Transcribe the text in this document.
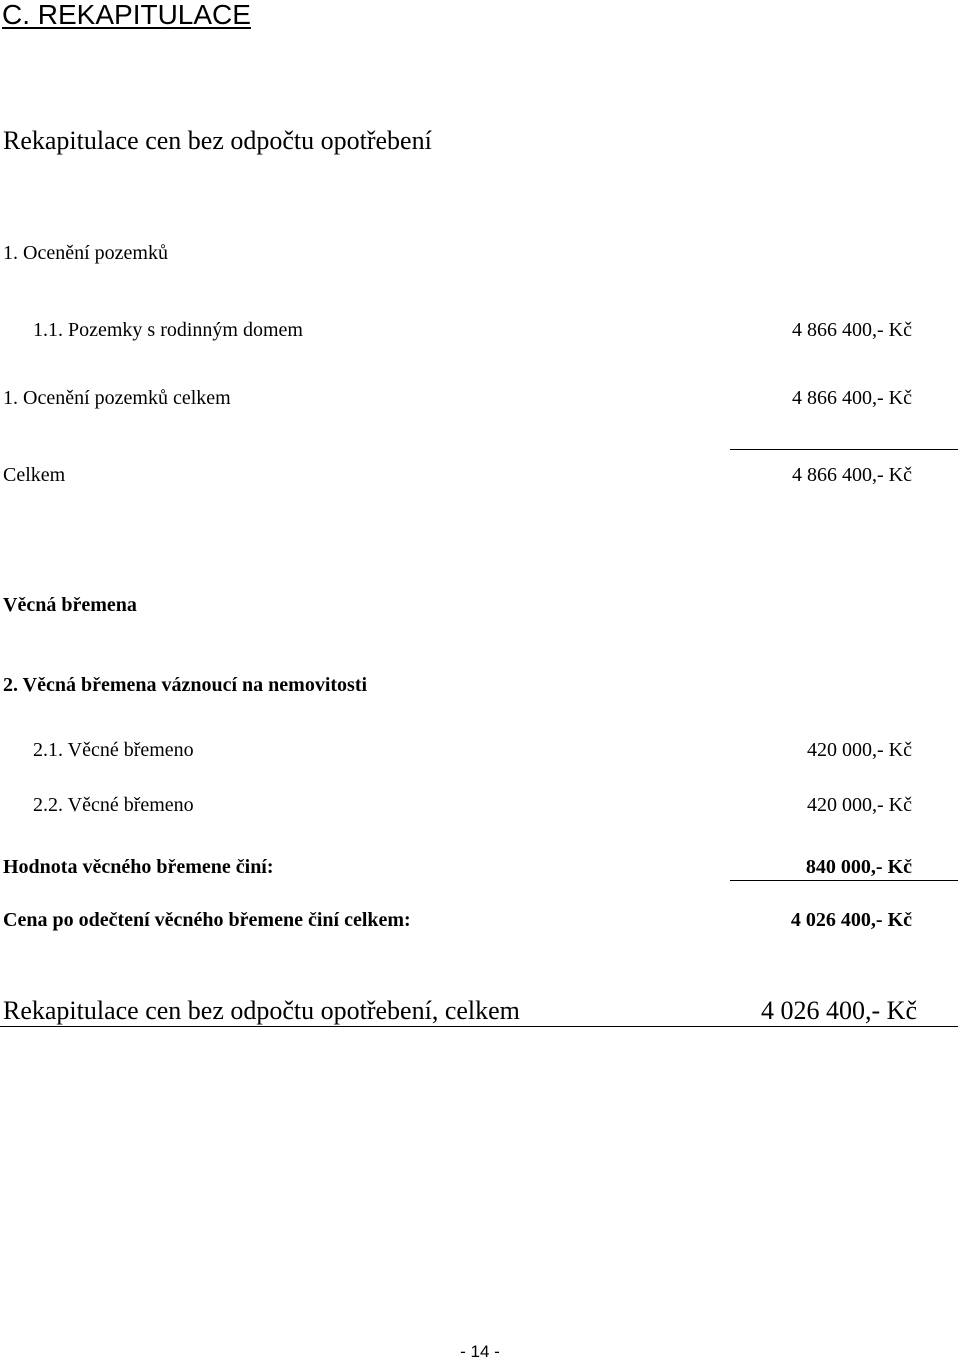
C. REKAPITULACE
Rekapitulace cen bez odpočtu opotřebení
1. Ocenění pozemků
1.1. Pozemky s rodinným domem	4 866 400,- Kč
1. Ocenění pozemků celkem	4 866 400,- Kč
Celkem	4 866 400,- Kč
Věcná břemena
2. Věcná břemena váznoucí na nemovitosti
2.1. Věcné břemeno	420 000,- Kč
2.2. Věcné břemeno	420 000,- Kč
Hodnota věcného břemene činí:	840 000,- Kč
Cena po odečtení věcného břemene činí celkem:	4 026 400,- Kč
Rekapitulace cen bez odpočtu opotřebení, celkem	4 026 400,- Kč
- 14 -
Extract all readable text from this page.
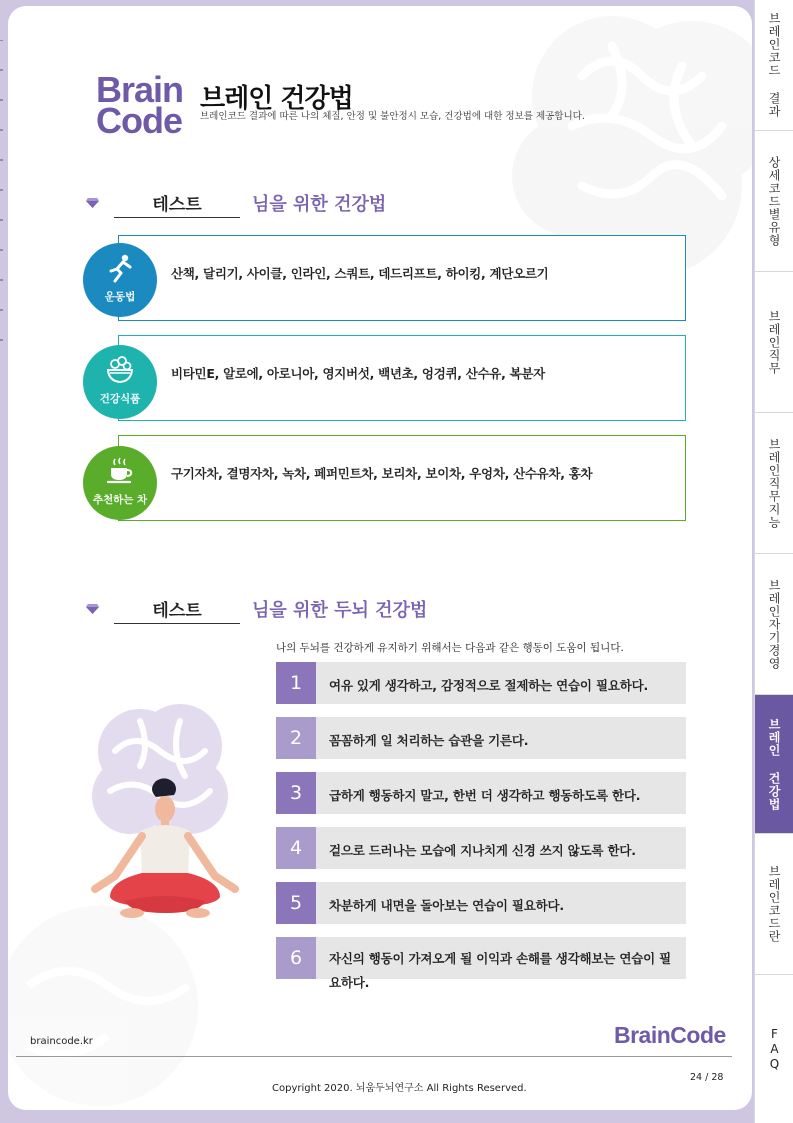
Brain
Code
브레인 건강법
브레인코드 결과에 따른 나의 체질, 안정 및 불안정시 모습, 건강법에 대한 정보를 제공합니다.
테스트	님을 위한 건강법
산책, 달리기, 사이클, 인라인, 스쿼트, 데드리프트, 하이킹, 계단오르기
운동법
비타민E, 알로에, 아로니아, 영지버섯, 백년초, 엉겅퀴, 산수유, 복분자
건강식품
구기자차, 결명자차, 녹차, 페퍼민트차, 보리차, 보이차, 우엉차, 산수유차, 홍차
추천하는 차
테스트	님을 위한 두뇌 건강법
나의 두뇌를 건강하게 유지하기 위해서는 다음과 같은 행동이 도움이 됩니다.
1	여유 있게 생각하고, 감정적으로 절제하는 연습이 필요하다.
2	꼼꼼하게 일 처리하는 습관을 기른다.
3	급하게 행동하지 말고, 한번 더 생각하고 행동하도록 한다.
4	겉으로 드러나는 모습에 지나치게 신경 쓰지 않도록 한다.
5	차분하게 내면을 돌아보는 연습이 필요하다.
6	자신의 행동이 가져오게 될 이익과 손해를 생각해보는 연습이 필요하다.
braincode.kr	BrainCode
Copyright 2020. 뇌움두뇌연구소 All Rights Reserved.
24 / 28
브레인코드 결과
상세코드별유형
브레인직무
브레인직무지능
브레인자기경영
브레인 건강법
브레인코드란
FAQ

□ □ □ □ □ □ □

## YOUR GOAL
Keep the pictures out of the copy and write out the data exactly as it stands.

## WRITTEN REPLY
Transcribe the text in this document.
C. REKAPITULACE
Rekapitulace cen bez odpočtu opotřebení
1. Ocenění pozemků
1.1. Pozemky s rodinným domem	4 866 400,- Kč
1. Ocenění pozemků celkem	4 866 400,- Kč
Celkem	4 866 400,- Kč
Věcná břemena
2. Věcná břemena váznoucí na nemovitosti
2.1. Věcné břemeno	420 000,- Kč
2.2. Věcné břemeno	420 000,- Kč
Hodnota věcného břemene činí:	840 000,- Kč
Cena po odečtení věcného břemene činí celkem:	4 026 400,- Kč
Rekapitulace cen bez odpočtu opotřebení, celkem	4 026 400,- Kč
- 14 -
Extract all readable text from this page.
Brain
Code
브레인 건강법
브레인코드 결과에 따른 나의 체질, 안정 및 불안정시 모습, 건강법에 대한 정보를 제공합니다.
테스트	님을 위한 건강법
산책, 달리기, 사이클, 인라인, 스쿼트, 데드리프트, 하이킹, 계단오르기
운동법
비타민E, 알로에, 아로니아, 영지버섯, 백년초, 엉겅퀴, 산수유, 복분자
건강식품
구기자차, 결명자차, 녹차, 페퍼민트차, 보리차, 보이차, 우엉차, 산수유차, 홍차
추천하는 차
테스트	님을 위한 두뇌 건강법
나의 두뇌를 건강하게 유지하기 위해서는 다음과 같은 행동이 도움이 됩니다.
1	여유 있게 생각하고, 감정적으로 절제하는 연습이 필요하다.
2	꼼꼼하게 일 처리하는 습관을 기른다.
3	급하게 행동하지 말고, 한번 더 생각하고 행동하도록 한다.
4	겉으로 드러나는 모습에 지나치게 신경 쓰지 않도록 한다.
5	차분하게 내면을 돌아보는 연습이 필요하다.
6	자신의 행동이 가져오게 될 이익과 손해를 생각해보는 연습이 필요하다.
braincode.kr	BrainCode
Copyright 2020. 뇌움두뇌연구소 All Rights Reserved.
24 / 28
브레인코드 결과
상세코드별유형
브레인직무
브레인직무지능
브레인자기경영
브레인 건강법
브레인코드란
FAQ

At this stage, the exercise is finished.